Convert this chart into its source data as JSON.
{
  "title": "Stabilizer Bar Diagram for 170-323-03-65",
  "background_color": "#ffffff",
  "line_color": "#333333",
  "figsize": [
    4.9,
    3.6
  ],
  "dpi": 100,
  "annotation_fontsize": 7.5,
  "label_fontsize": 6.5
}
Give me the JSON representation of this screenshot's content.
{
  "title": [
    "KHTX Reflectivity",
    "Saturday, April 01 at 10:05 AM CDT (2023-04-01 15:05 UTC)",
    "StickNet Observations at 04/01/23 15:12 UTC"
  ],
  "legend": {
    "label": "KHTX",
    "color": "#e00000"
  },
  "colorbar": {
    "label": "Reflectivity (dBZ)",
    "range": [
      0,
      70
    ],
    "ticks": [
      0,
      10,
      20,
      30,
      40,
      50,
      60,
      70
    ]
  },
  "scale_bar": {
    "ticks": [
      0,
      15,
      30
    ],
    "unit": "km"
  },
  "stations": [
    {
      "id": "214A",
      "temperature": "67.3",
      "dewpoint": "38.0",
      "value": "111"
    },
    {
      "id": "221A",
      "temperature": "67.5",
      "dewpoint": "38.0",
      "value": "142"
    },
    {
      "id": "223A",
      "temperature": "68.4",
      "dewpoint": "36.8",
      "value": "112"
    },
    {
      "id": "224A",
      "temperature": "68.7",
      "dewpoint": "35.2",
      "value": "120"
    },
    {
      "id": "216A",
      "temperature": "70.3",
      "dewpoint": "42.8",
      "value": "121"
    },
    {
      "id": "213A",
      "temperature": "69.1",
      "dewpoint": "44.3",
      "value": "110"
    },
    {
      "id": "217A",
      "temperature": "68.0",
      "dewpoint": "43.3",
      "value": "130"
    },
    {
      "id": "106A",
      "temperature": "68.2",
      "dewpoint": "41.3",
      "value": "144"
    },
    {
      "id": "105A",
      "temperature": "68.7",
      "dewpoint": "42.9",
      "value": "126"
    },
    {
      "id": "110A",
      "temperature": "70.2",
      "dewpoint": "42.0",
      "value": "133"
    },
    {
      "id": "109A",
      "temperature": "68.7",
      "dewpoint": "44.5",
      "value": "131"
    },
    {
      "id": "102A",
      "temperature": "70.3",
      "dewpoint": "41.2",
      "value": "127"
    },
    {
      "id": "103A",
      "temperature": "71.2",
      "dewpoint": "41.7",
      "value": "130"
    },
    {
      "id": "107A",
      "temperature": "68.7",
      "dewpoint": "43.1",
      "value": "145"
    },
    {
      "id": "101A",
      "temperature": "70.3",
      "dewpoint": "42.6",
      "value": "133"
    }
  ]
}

Directions for this task
Determine the number of lines in the records that include the string "title", and respond with that number only.

Exercise answer
2